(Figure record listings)

= = = = = = =

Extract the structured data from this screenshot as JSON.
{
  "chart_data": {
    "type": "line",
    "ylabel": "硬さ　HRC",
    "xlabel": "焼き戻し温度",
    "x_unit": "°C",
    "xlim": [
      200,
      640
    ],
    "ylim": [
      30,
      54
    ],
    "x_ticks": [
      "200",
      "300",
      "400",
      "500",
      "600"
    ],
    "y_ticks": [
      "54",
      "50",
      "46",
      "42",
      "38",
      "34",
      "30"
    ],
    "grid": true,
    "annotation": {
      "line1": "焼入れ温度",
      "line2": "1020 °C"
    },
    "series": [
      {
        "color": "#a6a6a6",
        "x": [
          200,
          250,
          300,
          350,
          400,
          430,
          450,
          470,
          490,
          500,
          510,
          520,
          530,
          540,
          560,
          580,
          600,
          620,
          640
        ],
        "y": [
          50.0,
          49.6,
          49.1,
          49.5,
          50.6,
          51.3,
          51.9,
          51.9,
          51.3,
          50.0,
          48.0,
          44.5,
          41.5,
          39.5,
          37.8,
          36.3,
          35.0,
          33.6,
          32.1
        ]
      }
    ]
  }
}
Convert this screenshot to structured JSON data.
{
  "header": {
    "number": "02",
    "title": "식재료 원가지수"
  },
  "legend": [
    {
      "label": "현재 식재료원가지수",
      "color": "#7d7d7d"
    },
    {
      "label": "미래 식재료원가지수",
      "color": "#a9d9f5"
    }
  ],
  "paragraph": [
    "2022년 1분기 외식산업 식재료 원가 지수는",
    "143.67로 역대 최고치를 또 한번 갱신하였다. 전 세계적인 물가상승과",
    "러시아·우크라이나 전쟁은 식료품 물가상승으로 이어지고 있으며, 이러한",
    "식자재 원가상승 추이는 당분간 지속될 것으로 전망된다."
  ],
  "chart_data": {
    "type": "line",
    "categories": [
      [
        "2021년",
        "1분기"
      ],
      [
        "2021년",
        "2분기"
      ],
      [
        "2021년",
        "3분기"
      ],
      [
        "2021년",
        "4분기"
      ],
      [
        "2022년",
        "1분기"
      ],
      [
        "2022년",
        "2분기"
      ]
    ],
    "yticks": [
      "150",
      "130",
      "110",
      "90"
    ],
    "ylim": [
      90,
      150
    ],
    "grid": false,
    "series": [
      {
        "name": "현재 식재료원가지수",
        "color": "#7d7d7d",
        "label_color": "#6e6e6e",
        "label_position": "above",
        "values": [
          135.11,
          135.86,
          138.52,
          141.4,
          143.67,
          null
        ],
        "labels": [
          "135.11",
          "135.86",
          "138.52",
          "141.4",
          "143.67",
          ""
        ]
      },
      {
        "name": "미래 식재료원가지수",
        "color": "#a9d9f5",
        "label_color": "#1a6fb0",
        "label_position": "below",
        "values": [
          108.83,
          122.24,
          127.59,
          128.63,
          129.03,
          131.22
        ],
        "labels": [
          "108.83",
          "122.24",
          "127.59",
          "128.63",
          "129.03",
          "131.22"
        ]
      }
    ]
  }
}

= = = = = = =

Aim
Extract, from the listing above, every line where the string "screenshot" occurs.

The solution
Extract the structured data from this screenshot as JSON.
Convert this screenshot to structured JSON data.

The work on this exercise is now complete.